WHAT TO DO → Where a line holds "Tuples", copy it.

Dataset listings of figures →

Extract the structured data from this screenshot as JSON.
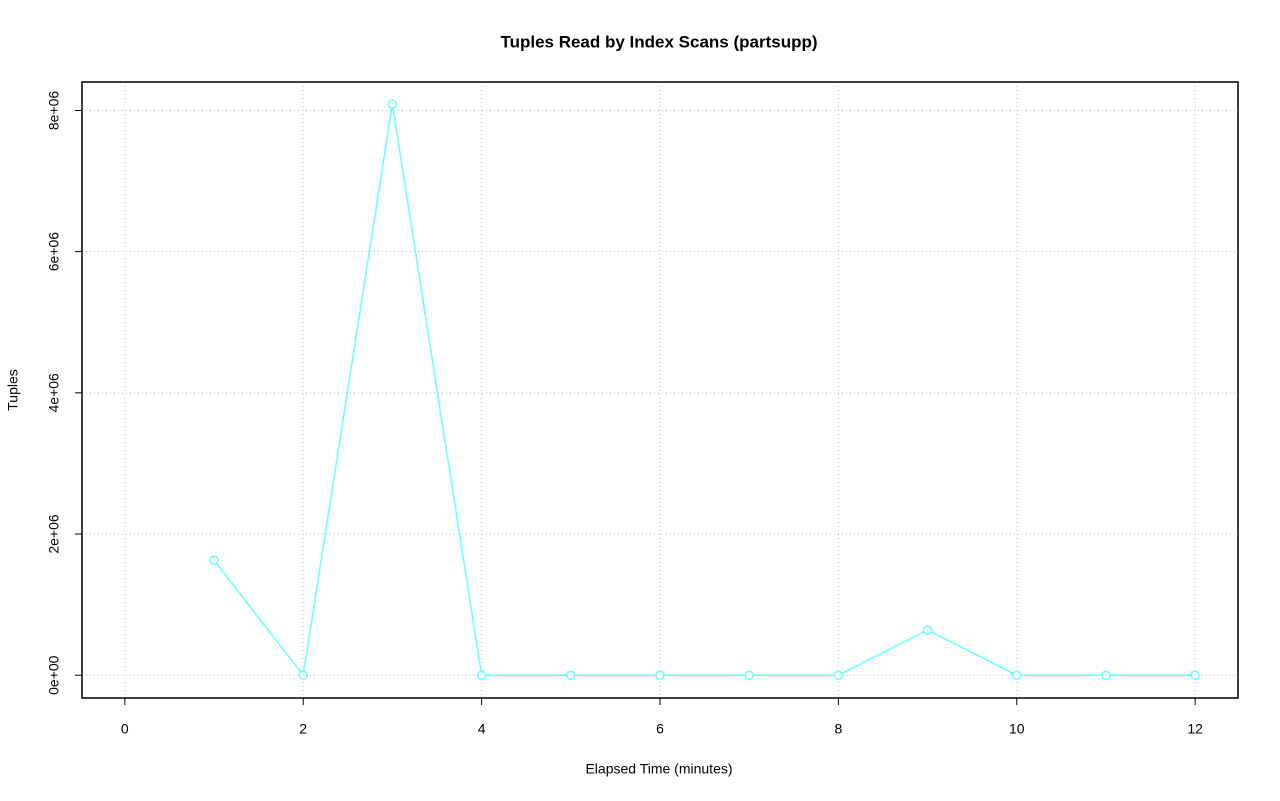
{
  "chart_data": {
    "type": "line",
    "title": "Tuples Read by Index Scans (partsupp)",
    "x_label": "Elapsed Time (minutes)",
    "y_label": "Tuples",
    "x": [
      1,
      2,
      3,
      4,
      5,
      6,
      7,
      8,
      9,
      10,
      11,
      12
    ],
    "series": [
      {
        "name": "partsupp",
        "color": "#66ffff",
        "values": [
          1630000,
          0,
          8090000,
          0,
          0,
          0,
          0,
          0,
          640000,
          0,
          0,
          0
        ]
      }
    ],
    "xlim": [
      -0.48,
      12.48
    ],
    "xticks": [
      0,
      2,
      4,
      6,
      8,
      10,
      12
    ],
    "ylim": [
      -323000,
      8403000
    ],
    "yticks": [
      {
        "value": 0,
        "label": "0e+00"
      },
      {
        "value": 2000000,
        "label": "2e+06"
      },
      {
        "value": 4000000,
        "label": "4e+06"
      },
      {
        "value": 6000000,
        "label": "6e+06"
      },
      {
        "value": 8000000,
        "label": "8e+06"
      }
    ],
    "grid": true
  }
}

RESULT →
    "title": "Tuples Read by Index Scans (partsupp)",
    "y_label": "Tuples",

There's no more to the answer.